(Dataset items)

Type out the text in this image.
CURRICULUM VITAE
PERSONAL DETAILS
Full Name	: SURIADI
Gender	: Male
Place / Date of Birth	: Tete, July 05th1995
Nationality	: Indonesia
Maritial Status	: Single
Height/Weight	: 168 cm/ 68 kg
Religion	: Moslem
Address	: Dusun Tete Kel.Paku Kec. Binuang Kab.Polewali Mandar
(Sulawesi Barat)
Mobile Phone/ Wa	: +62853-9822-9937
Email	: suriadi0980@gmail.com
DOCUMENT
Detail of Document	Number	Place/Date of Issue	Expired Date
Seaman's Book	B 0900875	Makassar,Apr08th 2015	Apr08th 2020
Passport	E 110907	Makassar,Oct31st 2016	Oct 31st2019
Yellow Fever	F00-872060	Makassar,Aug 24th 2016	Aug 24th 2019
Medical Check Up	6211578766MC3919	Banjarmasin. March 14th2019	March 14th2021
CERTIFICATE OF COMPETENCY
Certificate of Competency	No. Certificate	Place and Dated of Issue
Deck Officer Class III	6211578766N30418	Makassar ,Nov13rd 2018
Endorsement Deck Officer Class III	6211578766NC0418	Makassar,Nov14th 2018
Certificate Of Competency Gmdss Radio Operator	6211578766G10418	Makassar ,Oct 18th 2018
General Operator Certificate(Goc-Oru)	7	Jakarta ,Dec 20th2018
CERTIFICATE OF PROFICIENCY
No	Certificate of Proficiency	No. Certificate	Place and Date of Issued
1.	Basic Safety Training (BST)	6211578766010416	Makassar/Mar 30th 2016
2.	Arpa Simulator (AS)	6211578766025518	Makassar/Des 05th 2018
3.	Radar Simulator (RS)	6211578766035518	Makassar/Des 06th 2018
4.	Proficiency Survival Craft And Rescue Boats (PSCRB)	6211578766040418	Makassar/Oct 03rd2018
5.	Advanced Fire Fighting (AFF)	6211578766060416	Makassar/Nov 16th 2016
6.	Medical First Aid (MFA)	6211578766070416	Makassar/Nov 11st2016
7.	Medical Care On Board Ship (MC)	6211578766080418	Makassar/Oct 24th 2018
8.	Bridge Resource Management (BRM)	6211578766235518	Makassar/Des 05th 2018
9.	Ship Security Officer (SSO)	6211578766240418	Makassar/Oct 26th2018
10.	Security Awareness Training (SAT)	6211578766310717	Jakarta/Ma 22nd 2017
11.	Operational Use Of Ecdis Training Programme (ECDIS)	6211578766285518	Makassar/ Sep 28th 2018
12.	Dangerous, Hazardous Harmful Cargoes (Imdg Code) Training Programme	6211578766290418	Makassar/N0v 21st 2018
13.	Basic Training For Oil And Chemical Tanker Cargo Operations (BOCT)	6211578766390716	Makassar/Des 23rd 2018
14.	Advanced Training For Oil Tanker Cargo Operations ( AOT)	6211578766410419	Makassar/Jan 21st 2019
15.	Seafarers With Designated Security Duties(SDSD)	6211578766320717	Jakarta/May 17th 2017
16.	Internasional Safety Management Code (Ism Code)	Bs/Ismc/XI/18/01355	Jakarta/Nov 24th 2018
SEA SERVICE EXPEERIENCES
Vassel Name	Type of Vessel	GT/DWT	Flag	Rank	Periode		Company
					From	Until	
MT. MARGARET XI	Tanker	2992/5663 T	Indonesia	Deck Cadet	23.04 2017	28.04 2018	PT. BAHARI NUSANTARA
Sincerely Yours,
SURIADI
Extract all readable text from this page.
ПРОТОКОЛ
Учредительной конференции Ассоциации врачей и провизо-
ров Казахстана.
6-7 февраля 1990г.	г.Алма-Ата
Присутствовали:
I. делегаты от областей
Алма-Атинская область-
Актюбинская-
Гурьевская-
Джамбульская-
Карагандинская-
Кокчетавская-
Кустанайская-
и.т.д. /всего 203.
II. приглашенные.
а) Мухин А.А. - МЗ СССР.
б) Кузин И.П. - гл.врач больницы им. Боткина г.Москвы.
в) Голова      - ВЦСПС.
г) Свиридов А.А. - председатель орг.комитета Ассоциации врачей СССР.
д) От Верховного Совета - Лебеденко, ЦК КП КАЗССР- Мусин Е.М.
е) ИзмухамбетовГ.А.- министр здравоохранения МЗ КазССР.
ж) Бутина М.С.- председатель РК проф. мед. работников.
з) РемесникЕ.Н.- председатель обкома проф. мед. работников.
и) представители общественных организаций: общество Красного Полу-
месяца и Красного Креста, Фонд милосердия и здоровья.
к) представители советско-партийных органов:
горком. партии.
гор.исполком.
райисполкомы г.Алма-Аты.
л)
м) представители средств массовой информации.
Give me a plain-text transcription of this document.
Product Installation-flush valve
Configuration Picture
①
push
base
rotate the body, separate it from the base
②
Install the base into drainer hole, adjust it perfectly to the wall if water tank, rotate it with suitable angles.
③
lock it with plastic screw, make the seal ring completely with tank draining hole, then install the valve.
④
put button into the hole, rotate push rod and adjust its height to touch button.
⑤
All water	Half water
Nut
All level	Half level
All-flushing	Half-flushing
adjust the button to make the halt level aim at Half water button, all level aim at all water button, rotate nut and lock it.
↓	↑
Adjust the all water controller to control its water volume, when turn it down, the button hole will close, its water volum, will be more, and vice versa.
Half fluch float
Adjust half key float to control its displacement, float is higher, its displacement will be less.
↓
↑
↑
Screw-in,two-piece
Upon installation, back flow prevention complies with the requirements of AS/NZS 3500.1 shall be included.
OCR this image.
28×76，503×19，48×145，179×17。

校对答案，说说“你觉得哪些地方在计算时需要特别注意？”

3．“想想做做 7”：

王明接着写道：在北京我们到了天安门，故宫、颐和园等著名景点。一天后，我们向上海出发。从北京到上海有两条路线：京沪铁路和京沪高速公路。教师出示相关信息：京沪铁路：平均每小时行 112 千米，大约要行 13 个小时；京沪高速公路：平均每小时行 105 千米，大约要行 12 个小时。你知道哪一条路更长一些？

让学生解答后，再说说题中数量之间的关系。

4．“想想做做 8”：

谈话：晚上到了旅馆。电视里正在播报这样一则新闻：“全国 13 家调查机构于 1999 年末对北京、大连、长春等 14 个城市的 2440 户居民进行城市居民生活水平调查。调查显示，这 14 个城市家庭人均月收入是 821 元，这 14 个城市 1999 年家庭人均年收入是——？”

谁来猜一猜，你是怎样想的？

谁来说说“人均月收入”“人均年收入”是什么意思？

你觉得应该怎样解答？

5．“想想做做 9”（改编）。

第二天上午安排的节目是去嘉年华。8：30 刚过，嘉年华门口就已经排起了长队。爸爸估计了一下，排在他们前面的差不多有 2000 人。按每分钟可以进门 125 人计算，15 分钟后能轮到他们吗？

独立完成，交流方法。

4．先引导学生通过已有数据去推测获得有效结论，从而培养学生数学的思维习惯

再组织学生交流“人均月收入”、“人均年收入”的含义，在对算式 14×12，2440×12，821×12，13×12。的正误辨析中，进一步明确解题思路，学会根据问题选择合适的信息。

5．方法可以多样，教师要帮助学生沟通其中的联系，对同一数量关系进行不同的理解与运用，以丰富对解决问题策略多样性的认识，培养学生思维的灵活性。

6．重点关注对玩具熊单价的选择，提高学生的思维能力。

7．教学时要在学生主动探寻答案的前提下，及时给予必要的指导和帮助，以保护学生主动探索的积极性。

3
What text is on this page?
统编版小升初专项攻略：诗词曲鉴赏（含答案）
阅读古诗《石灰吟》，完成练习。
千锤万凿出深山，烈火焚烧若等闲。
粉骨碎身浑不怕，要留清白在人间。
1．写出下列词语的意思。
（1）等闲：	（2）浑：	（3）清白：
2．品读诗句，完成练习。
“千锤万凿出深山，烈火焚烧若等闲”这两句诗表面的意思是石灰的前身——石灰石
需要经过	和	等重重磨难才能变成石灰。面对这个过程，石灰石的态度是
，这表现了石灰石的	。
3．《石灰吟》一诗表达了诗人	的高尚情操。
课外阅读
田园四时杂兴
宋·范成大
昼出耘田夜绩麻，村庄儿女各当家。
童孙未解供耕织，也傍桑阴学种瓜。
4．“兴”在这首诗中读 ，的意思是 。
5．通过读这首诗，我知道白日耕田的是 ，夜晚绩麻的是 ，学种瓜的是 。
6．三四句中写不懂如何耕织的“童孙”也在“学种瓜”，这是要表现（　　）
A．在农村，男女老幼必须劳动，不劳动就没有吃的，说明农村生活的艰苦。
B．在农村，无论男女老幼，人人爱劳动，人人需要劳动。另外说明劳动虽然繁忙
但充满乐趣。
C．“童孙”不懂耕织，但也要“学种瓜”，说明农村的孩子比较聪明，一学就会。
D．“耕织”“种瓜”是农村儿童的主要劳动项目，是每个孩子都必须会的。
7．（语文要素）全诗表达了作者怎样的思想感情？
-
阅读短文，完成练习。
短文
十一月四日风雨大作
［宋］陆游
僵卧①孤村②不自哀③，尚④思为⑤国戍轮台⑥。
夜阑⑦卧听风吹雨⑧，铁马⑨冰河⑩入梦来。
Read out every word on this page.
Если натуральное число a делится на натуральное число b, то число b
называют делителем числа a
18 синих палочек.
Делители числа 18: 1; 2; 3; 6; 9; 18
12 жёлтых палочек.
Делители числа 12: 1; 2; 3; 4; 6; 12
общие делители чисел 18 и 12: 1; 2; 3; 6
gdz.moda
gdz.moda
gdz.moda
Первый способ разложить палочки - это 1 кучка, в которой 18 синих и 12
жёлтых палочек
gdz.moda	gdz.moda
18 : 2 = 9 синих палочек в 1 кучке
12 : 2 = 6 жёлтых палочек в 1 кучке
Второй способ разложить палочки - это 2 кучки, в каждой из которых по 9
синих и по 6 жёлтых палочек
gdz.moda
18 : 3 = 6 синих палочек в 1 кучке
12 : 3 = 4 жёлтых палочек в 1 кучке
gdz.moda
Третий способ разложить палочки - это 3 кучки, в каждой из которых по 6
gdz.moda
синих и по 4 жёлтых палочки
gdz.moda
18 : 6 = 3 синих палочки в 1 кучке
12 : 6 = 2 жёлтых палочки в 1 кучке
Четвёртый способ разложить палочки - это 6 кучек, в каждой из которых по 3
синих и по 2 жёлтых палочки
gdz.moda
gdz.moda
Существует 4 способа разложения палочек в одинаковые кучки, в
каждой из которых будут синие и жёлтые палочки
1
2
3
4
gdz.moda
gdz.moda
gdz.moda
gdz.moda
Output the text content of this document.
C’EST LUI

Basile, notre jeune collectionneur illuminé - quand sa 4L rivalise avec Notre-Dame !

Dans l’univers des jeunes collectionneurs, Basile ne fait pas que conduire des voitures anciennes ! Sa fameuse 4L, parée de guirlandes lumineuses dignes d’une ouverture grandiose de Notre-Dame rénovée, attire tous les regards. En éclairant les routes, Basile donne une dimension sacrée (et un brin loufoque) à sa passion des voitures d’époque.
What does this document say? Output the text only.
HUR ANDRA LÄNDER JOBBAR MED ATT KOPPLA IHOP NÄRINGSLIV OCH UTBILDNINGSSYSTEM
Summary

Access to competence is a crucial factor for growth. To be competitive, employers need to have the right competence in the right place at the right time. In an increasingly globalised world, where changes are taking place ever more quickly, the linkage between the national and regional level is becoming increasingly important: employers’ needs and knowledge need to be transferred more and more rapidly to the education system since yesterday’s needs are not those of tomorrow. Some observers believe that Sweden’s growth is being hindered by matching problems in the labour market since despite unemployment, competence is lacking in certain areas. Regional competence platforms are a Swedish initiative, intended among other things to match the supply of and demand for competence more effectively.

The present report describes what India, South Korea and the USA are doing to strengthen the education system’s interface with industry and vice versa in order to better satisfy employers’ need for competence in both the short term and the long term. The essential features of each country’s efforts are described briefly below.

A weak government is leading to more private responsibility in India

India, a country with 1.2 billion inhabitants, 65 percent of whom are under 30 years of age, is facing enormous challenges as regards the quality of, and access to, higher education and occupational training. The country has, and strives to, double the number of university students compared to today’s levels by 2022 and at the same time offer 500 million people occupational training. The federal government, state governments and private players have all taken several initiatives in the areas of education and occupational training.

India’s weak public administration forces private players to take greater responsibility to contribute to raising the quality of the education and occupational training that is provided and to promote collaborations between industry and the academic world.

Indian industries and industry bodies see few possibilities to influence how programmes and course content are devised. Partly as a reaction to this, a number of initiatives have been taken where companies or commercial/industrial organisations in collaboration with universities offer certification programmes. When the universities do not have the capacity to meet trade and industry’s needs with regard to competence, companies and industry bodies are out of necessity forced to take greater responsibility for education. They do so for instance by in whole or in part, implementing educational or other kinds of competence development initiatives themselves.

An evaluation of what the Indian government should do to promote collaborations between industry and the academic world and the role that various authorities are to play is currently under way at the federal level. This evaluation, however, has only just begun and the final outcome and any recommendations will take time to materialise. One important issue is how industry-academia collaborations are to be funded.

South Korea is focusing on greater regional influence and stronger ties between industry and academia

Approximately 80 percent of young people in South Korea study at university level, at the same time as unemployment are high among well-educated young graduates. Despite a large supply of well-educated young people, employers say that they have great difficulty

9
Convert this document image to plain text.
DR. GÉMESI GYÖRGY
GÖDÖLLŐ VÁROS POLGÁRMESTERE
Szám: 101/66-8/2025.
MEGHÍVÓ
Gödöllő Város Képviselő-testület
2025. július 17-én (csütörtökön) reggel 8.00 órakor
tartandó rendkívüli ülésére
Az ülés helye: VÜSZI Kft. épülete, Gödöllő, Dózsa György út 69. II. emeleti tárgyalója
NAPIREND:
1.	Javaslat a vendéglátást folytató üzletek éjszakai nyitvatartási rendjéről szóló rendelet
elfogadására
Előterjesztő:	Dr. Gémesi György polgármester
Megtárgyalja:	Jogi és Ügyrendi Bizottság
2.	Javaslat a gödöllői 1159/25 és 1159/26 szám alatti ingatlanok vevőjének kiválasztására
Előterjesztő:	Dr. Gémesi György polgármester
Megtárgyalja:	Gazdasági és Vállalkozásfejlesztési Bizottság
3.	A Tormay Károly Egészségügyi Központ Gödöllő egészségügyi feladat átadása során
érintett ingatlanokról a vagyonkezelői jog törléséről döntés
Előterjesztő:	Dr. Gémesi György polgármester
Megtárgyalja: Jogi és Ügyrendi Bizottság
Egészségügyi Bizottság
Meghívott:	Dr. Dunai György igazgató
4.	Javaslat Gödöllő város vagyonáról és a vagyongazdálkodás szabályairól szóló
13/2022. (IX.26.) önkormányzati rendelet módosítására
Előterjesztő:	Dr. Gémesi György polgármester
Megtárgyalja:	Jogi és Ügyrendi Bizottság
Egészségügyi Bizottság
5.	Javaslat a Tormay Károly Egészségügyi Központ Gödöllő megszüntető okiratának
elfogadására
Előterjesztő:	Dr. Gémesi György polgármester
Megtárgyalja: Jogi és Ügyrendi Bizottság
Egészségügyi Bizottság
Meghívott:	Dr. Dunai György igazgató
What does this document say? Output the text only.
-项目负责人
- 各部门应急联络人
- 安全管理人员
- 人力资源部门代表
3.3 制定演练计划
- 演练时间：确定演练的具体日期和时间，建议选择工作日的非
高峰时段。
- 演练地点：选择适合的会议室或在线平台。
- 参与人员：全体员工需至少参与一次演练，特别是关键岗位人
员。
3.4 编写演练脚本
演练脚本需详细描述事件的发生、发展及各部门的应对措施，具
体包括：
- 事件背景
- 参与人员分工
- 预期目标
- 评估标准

EXERCISE BRIEF:
Gather each line of the listing that holds the string "rotate".

REPLY:
rotate the body, separate it from the base
Install the base into drainer hole, adjust it perfectly to the wall if water tank, rotate it with suitable angles.
put button into the hole, rotate push rod and adjust its height to touch button.
adjust the button to make the halt level aim at Half water button, all level aim at all water button, rotate nut and lock it.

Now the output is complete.